Data rows
— Begin —

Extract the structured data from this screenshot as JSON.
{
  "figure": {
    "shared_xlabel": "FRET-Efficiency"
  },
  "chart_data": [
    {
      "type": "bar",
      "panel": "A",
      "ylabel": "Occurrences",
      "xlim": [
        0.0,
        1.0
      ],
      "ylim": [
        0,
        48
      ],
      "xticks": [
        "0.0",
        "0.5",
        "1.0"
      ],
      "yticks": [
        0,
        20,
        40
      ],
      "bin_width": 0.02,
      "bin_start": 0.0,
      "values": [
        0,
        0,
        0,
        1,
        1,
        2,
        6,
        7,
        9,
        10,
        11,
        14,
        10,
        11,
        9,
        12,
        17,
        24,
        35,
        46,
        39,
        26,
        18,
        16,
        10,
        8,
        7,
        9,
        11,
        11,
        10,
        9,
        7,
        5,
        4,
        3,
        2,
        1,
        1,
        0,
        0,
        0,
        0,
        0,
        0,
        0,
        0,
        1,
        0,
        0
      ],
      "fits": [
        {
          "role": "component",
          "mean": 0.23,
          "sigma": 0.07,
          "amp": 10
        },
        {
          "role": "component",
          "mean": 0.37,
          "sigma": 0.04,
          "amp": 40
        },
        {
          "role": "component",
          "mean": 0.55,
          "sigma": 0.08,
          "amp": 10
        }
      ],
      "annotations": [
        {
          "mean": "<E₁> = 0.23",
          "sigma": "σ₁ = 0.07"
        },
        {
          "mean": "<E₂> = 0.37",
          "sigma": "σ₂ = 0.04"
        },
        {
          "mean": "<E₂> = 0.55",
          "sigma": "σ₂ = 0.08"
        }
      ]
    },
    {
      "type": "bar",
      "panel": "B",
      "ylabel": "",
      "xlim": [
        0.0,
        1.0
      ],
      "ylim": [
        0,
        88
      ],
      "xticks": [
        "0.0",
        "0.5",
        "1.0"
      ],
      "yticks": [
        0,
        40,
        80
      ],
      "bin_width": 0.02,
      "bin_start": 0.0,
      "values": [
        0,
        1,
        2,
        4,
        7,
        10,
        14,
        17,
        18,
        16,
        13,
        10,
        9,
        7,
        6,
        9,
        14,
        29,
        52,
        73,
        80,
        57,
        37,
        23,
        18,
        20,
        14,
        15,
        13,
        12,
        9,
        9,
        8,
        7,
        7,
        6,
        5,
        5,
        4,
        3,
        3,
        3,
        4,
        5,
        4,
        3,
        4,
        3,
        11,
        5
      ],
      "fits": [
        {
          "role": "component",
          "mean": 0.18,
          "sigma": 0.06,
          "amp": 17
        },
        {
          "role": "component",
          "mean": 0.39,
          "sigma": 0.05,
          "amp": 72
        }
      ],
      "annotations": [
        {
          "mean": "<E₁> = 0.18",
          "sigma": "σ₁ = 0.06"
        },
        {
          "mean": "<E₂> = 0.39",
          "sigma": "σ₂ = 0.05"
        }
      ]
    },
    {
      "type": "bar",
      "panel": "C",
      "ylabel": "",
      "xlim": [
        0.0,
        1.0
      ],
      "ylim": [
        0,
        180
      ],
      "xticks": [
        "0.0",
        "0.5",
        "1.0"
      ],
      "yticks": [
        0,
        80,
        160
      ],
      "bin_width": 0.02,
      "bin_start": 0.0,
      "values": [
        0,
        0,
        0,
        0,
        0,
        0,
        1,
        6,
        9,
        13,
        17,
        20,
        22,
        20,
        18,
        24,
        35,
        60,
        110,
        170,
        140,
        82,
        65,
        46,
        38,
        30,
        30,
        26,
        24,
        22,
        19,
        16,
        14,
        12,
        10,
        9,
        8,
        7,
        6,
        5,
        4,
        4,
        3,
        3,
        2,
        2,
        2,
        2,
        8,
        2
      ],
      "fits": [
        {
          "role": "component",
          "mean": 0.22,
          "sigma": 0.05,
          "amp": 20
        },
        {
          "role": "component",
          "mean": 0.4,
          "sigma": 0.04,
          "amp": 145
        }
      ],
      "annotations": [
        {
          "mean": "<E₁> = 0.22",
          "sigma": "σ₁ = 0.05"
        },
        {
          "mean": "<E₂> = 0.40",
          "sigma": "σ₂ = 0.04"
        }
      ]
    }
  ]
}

— End —

Prompt
Every line of the data above should be copied exactly.

Task response
Extract the structured data from this screenshot as JSON.
{
  "figure": {
    "shared_xlabel": "FRET-Efficiency"
  },
  "chart_data": [
    {
      "type": "bar",
      "panel": "A",
      "ylabel": "Occurrences",
      "xlim": [
        0.0,
        1.0
      ],
      "ylim": [
        0,
        48
      ],
      "xticks": [
        "0.0",
        "0.5",
        "1.0"
      ],
      "yticks": [
        0,
        20,
        40
      ],
      "bin_width": 0.02,
      "bin_start": 0.0,
      "values": [
        0,
        0,
        0,
        1,
        1,
        2,
        6,
        7,
        9,
        10,
        11,
        14,
        10,
        11,
        9,
        12,
        17,
        24,
        35,
        46,
        39,
        26,
        18,
        16,
        10,
        8,
        7,
        9,
        11,
        11,
        10,
        9,
        7,
        5,
        4,
        3,
        2,
        1,
        1,
        0,
        0,
        0,
        0,
        0,
        0,
        0,
        0,
        1,
        0,
        0
      ],
      "fits": [
        {
          "role": "component",
          "mean": 0.23,
          "sigma": 0.07,
          "amp": 10
        },
        {
          "role": "component",
          "mean": 0.37,
          "sigma": 0.04,
          "amp": 40
        },
        {
          "role": "component",
          "mean": 0.55,
          "sigma": 0.08,
          "amp": 10
        }
      ],
      "annotations": [
        {
          "mean": "<E₁> = 0.23",
          "sigma": "σ₁ = 0.07"
        },
        {
          "mean": "<E₂> = 0.37",
          "sigma": "σ₂ = 0.04"
        },
        {
          "mean": "<E₂> = 0.55",
          "sigma": "σ₂ = 0.08"
        }
      ]
    },
    {
      "type": "bar",
      "panel": "B",
      "ylabel": "",
      "xlim": [
        0.0,
        1.0
      ],
      "ylim": [
        0,
        88
      ],
      "xticks": [
        "0.0",
        "0.5",
        "1.0"
      ],
      "yticks": [
        0,
        40,
        80
      ],
      "bin_width": 0.02,
      "bin_start": 0.0,
      "values": [
        0,
        1,
        2,
        4,
        7,
        10,
        14,
        17,
        18,
        16,
        13,
        10,
        9,
        7,
        6,
        9,
        14,
        29,
        52,
        73,
        80,
        57,
        37,
        23,
        18,
        20,
        14,
        15,
        13,
        12,
        9,
        9,
        8,
        7,
        7,
        6,
        5,
        5,
        4,
        3,
        3,
        3,
        4,
        5,
        4,
        3,
        4,
        3,
        11,
        5
      ],
      "fits": [
        {
          "role": "component",
          "mean": 0.18,
          "sigma": 0.06,
          "amp": 17
        },
        {
          "role": "component",
          "mean": 0.39,
          "sigma": 0.05,
          "amp": 72
        }
      ],
      "annotations": [
        {
          "mean": "<E₁> = 0.18",
          "sigma": "σ₁ = 0.06"
        },
        {
          "mean": "<E₂> = 0.39",
          "sigma": "σ₂ = 0.05"
        }
      ]
    },
    {
      "type": "bar",
      "panel": "C",
      "ylabel": "",
      "xlim": [
        0.0,
        1.0
      ],
      "ylim": [
        0,
        180
      ],
      "xticks": [
        "0.0",
        "0.5",
        "1.0"
      ],
      "yticks": [
        0,
        80,
        160
      ],
      "bin_width": 0.02,
      "bin_start": 0.0,
      "values": [
        0,
        0,
        0,
        0,
        0,
        0,
        1,
        6,
        9,
        13,
        17,
        20,
        22,
        20,
        18,
        24,
        35,
        60,
        110,
        170,
        140,
        82,
        65,
        46,
        38,
        30,
        30,
        26,
        24,
        22,
        19,
        16,
        14,
        12,
        10,
        9,
        8,
        7,
        6,
        5,
        4,
        4,
        3,
        3,
        2,
        2,
        2,
        2,
        8,
        2
      ],
      "fits": [
        {
          "role": "component",
          "mean": 0.22,
          "sigma": 0.05,
          "amp": 20
        },
        {
          "role": "component",
          "mean": 0.4,
          "sigma": 0.04,
          "amp": 145
        }
      ],
      "annotations": [
        {
          "mean": "<E₁> = 0.22",
          "sigma": "σ₁ = 0.05"
        },
        {
          "mean": "<E₂> = 0.40",
          "sigma": "σ₂ = 0.04"
        }
      ]
    }
  ]
}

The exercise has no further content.